Look through the records below and collect all lines that hold the string "name".

LISTED RECORDS:

---*---

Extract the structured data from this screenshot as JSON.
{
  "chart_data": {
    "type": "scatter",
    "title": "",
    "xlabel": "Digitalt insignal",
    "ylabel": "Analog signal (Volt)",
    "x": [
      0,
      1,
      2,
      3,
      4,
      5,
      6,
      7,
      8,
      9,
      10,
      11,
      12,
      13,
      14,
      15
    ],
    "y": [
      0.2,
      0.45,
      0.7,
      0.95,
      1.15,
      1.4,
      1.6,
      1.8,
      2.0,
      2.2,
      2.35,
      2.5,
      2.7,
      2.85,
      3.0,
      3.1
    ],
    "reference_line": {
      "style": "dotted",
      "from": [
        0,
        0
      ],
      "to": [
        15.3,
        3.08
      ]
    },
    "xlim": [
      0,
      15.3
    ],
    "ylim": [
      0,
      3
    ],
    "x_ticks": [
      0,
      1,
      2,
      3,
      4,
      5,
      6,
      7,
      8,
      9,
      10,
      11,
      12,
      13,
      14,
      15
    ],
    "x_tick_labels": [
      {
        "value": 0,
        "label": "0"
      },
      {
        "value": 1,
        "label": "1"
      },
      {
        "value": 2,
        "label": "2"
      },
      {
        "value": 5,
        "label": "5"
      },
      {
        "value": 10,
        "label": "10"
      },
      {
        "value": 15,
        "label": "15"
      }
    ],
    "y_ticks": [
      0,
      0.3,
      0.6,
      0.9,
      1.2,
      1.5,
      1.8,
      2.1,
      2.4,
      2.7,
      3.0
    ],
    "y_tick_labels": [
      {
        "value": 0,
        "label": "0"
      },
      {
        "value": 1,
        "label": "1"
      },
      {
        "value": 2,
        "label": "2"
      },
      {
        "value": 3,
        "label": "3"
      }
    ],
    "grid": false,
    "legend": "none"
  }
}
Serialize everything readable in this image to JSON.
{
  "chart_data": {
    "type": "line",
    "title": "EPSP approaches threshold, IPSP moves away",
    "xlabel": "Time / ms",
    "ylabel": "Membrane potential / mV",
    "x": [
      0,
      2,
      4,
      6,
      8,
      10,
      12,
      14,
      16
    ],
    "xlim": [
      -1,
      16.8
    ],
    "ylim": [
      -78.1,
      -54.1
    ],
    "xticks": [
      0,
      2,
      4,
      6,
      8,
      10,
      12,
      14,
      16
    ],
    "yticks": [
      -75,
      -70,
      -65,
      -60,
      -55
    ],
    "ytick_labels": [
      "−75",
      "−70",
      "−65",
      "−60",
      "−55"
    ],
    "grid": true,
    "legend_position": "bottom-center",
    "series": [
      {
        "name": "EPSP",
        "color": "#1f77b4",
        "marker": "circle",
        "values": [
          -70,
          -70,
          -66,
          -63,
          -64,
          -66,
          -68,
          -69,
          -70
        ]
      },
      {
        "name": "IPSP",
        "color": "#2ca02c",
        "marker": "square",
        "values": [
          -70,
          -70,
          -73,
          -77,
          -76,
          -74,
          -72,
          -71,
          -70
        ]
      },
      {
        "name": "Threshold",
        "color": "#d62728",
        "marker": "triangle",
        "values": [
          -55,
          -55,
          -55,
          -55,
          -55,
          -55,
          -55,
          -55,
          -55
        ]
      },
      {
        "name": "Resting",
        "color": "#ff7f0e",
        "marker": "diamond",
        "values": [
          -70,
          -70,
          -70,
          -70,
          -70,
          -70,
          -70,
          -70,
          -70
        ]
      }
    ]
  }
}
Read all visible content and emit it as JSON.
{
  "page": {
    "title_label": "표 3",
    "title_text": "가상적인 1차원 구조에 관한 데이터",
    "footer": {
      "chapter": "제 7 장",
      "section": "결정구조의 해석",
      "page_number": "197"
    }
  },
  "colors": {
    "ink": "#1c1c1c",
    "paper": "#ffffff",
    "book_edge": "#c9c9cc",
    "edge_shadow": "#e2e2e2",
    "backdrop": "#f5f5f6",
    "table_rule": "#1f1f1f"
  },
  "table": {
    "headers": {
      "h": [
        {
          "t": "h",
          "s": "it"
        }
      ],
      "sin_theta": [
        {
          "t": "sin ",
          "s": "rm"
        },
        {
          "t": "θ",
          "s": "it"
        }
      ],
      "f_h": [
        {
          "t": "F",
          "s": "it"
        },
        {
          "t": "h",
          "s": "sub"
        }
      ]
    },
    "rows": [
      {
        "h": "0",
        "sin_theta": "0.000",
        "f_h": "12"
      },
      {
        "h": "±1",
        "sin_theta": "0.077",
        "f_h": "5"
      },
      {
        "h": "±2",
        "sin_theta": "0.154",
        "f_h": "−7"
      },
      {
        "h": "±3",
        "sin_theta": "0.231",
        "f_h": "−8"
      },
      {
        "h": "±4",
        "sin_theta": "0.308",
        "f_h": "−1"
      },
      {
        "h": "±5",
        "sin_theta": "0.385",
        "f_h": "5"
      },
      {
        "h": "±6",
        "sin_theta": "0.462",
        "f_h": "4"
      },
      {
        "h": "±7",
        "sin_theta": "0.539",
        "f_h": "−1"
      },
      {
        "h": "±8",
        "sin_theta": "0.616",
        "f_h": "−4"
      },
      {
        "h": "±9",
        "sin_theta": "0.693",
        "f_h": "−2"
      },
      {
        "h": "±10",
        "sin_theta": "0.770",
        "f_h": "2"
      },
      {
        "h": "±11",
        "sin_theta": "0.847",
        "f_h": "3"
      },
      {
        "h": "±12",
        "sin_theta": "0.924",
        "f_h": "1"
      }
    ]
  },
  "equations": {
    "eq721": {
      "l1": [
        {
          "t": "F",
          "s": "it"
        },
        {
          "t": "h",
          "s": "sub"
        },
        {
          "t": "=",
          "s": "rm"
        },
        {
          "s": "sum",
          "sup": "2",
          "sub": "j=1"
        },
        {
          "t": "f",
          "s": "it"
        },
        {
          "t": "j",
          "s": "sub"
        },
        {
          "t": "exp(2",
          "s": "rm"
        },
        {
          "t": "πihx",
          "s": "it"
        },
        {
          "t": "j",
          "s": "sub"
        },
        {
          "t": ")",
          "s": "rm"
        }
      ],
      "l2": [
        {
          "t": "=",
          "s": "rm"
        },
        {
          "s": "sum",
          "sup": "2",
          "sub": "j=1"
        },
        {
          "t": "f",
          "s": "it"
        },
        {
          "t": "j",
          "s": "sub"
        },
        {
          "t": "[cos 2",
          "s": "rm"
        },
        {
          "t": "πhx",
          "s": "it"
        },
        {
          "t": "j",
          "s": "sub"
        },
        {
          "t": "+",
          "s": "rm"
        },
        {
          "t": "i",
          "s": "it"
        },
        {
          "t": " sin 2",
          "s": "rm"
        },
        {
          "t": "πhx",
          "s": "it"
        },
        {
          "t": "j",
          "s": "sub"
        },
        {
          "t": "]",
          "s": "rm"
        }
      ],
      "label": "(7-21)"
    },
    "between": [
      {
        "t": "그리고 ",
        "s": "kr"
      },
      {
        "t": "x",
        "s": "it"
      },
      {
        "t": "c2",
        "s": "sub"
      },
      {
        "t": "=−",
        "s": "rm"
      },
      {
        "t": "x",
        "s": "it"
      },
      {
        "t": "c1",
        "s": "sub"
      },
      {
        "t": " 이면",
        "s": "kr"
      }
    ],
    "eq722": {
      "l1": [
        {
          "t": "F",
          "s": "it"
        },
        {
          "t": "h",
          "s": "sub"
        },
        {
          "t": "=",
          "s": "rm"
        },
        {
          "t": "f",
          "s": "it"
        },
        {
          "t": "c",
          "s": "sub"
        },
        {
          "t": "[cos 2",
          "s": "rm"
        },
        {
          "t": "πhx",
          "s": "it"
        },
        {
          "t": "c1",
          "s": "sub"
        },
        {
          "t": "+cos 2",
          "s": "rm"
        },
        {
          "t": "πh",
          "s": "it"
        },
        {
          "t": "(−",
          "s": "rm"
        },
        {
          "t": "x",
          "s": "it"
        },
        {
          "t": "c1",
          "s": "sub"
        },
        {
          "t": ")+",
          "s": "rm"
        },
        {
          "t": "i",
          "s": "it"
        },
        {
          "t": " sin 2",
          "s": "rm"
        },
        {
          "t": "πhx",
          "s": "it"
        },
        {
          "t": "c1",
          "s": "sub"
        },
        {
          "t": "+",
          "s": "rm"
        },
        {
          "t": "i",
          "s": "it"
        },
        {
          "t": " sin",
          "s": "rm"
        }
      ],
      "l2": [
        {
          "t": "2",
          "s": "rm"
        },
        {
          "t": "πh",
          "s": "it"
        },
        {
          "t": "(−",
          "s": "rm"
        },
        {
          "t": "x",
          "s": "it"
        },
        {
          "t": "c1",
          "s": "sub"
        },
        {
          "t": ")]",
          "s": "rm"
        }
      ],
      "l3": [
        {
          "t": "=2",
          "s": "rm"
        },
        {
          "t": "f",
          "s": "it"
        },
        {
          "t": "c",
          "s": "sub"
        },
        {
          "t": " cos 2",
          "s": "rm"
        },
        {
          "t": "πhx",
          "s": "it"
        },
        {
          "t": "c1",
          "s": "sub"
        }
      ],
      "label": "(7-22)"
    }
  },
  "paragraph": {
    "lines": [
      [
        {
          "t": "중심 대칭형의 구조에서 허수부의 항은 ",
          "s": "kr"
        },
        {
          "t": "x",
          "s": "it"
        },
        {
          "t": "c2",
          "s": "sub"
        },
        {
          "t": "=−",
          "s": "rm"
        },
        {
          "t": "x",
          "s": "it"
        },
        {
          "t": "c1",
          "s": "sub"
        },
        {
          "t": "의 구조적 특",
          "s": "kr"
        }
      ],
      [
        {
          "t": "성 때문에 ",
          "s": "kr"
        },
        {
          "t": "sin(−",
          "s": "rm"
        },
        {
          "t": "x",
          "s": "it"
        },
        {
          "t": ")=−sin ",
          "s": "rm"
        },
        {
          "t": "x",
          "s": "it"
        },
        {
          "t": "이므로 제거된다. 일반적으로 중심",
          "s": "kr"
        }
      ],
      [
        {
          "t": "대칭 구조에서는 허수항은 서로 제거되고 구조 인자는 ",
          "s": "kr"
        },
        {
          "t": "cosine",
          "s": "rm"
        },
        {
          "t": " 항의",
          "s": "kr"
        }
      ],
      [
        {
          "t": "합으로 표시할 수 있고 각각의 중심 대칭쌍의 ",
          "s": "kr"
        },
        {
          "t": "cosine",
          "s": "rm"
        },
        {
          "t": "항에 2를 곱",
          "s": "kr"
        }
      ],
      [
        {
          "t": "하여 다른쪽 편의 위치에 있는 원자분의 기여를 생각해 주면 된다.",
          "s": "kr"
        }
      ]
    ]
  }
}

---*---

TASK ANSWER:
        "name": "EPSP",
        "name": "IPSP",
        "name": "Threshold",
        "name": "Resting",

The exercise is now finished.